Exclude all pictures, then copy each of the records exactly as written.

- Given information
--- start ---

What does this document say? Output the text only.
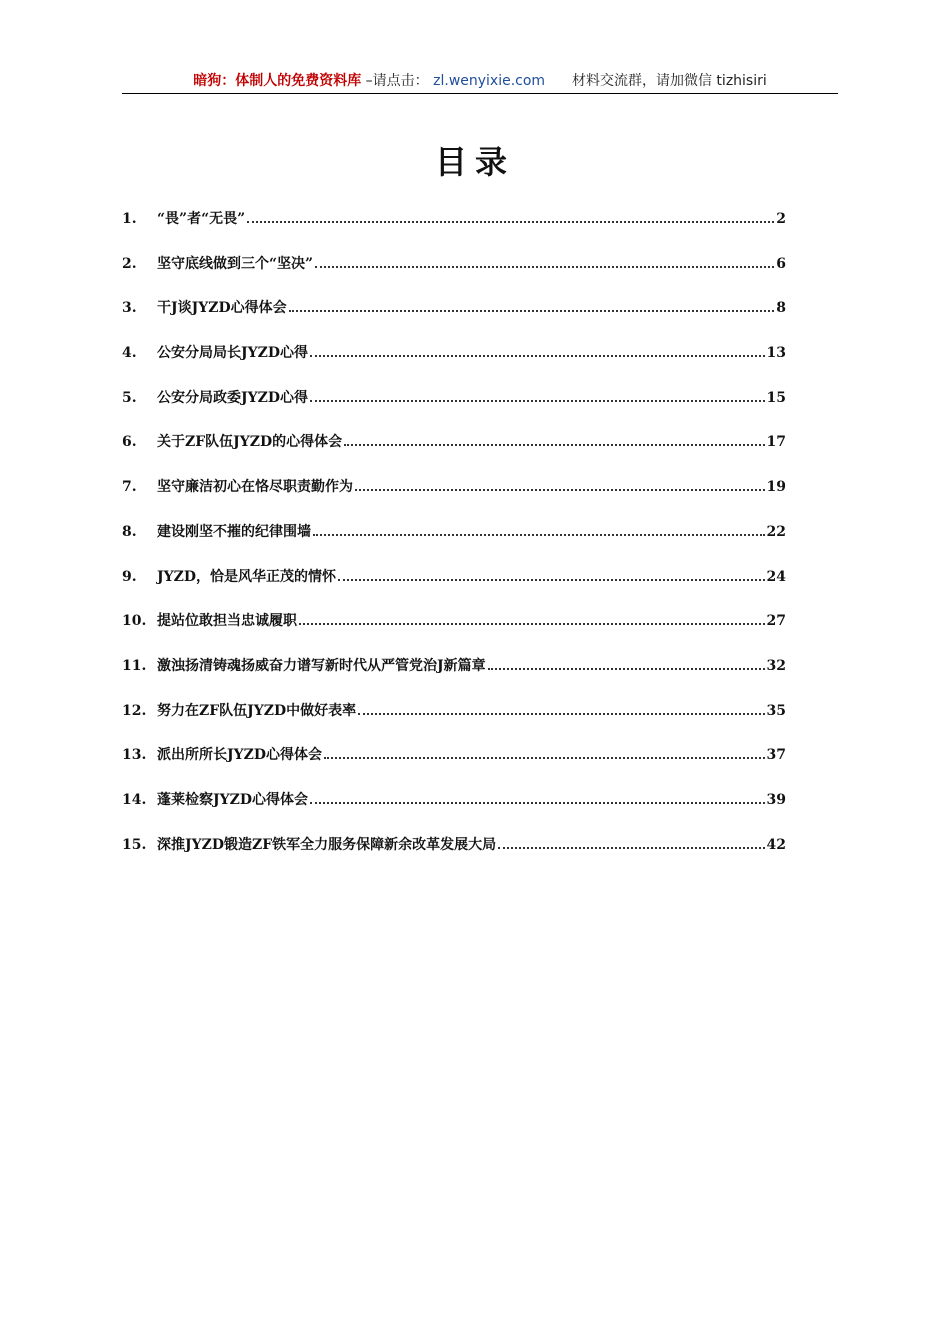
暗狗：体制人的免费资料库 –请点击： zl.wenyixie.com 材料交流群，请加微信 tizhisiri
目录
1.	“畏”者“无畏”	2
2.	坚守底线做到三个“坚决”	6
3.	干J谈JYZD心得体会	8
4.	公安分局局长JYZD心得	13
5.	公安分局政委JYZD心得	15
6.	关于ZF队伍JYZD的心得体会	17
7.	坚守廉洁初心在恪尽职责勤作为	19
8.	建设刚坚不摧的纪律围墙	22
9.	JYZD，恰是风华正茂的情怀	24
10. 提站位敢担当忠诚履职	27
11. 激浊扬清铸魂扬威奋力谱写新时代从严管党治J新篇章	32
12. 努力在ZF队伍JYZD中做好表率	35
13. 派出所所长JYZD心得体会	37
14. 蓬莱检察JYZD心得体会	39
15. 深推JYZD锻造ZF铁军全力服务保障新余改革发展大局	42
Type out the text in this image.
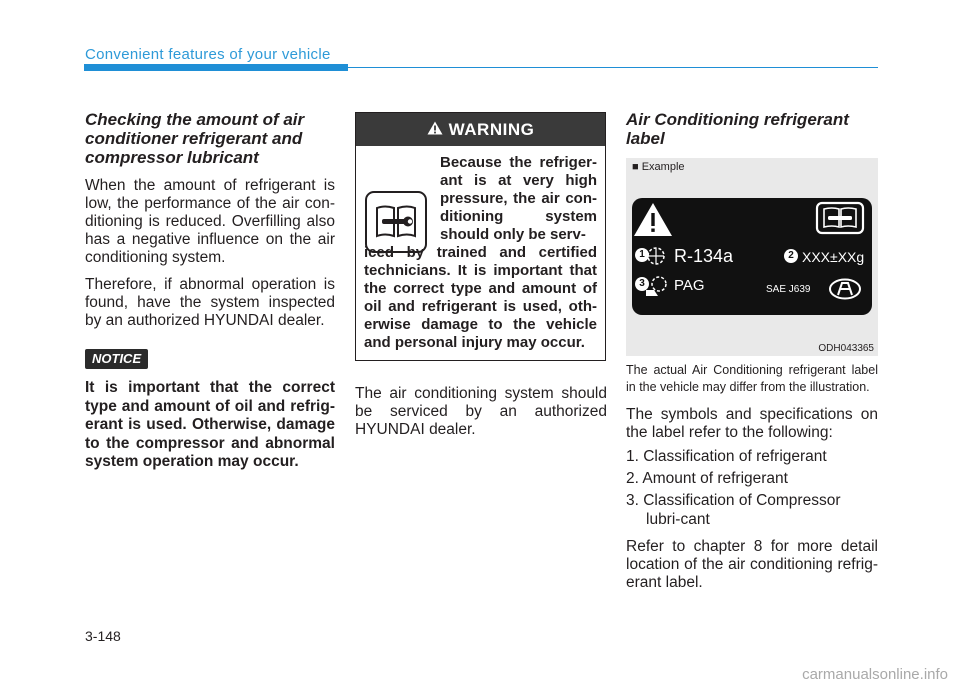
Convenient features of your vehicle
Checking the amount of air conditioner refrigerant and compressor lubricant

When the amount of refrigerant is low, the performance of the air con-ditioning is reduced. Overfilling also has a negative influence on the air conditioning system.

Therefore, if abnormal operation is found, have the system inspected by an authorized HYUNDAI dealer.

NOTICE

It is important that the correct type and amount of oil and refrig-erant is used. Otherwise, damage to the compressor and abnormal system operation may occur.

WARNING
Because the refriger-ant is at very high pressure, the air con-ditioning system should only be serv-
iced by trained and certified technicians. It is important that the correct type and amount of oil and refrigerant is used, oth-erwise damage to the vehicle and personal injury may occur.

The air conditioning system should be serviced by an authorized HYUNDAI dealer.

Air Conditioning refrigerant label
■ Example
1 R-134a	2 XXX±XXg
3 PAG	SAE J639
ODH043365

The actual Air Conditioning refrigerant label in the vehicle may differ from the illustration.

The symbols and specifications on the label refer to the following:

1. Classification of refrigerant
2. Amount of refrigerant
3. Classification of Compressor lubri-cant

Refer to chapter 8 for more detail location of the air conditioning refrig-erant label.

3-148

carmanualsonline.info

--- end ---

- Written response
What does this document say? Output the text only.
暗狗：体制人的免费资料库 –请点击： zl.wenyixie.com 材料交流群，请加微信 tizhisiri
目录
1.	“畏”者“无畏”	2
2.	坚守底线做到三个“坚决”	6
3.	干J谈JYZD心得体会	8
4.	公安分局局长JYZD心得	13
5.	公安分局政委JYZD心得	15
6.	关于ZF队伍JYZD的心得体会	17
7.	坚守廉洁初心在恪尽职责勤作为	19
8.	建设刚坚不摧的纪律围墙	22
9.	JYZD，恰是风华正茂的情怀	24
10. 提站位敢担当忠诚履职	27
11. 激浊扬清铸魂扬威奋力谱写新时代从严管党治J新篇章	32
12. 努力在ZF队伍JYZD中做好表率	35
13. 派出所所长JYZD心得体会	37
14. 蓬莱检察JYZD心得体会	39
15. 深推JYZD锻造ZF铁军全力服务保障新余改革发展大局	42
Type out the text in this image.
Convenient features of your vehicle
Checking the amount of air conditioner refrigerant and compressor lubricant

When the amount of refrigerant is low, the performance of the air con-ditioning is reduced. Overfilling also has a negative influence on the air conditioning system.

Therefore, if abnormal operation is found, have the system inspected by an authorized HYUNDAI dealer.

NOTICE

It is important that the correct type and amount of oil and refrig-erant is used. Otherwise, damage to the compressor and abnormal system operation may occur.

WARNING
Because the refriger-ant is at very high pressure, the air con-ditioning system should only be serv-
iced by trained and certified technicians. It is important that the correct type and amount of oil and refrigerant is used, oth-erwise damage to the vehicle and personal injury may occur.

The air conditioning system should be serviced by an authorized HYUNDAI dealer.

Air Conditioning refrigerant label
■ Example
1 R-134a	2 XXX±XXg
3 PAG	SAE J639
ODH043365

The actual Air Conditioning refrigerant label in the vehicle may differ from the illustration.

The symbols and specifications on the label refer to the following:

1. Classification of refrigerant
2. Amount of refrigerant
3. Classification of Compressor lubri-cant

Refer to chapter 8 for more detail location of the air conditioning refrig-erant label.

3-148

carmanualsonline.info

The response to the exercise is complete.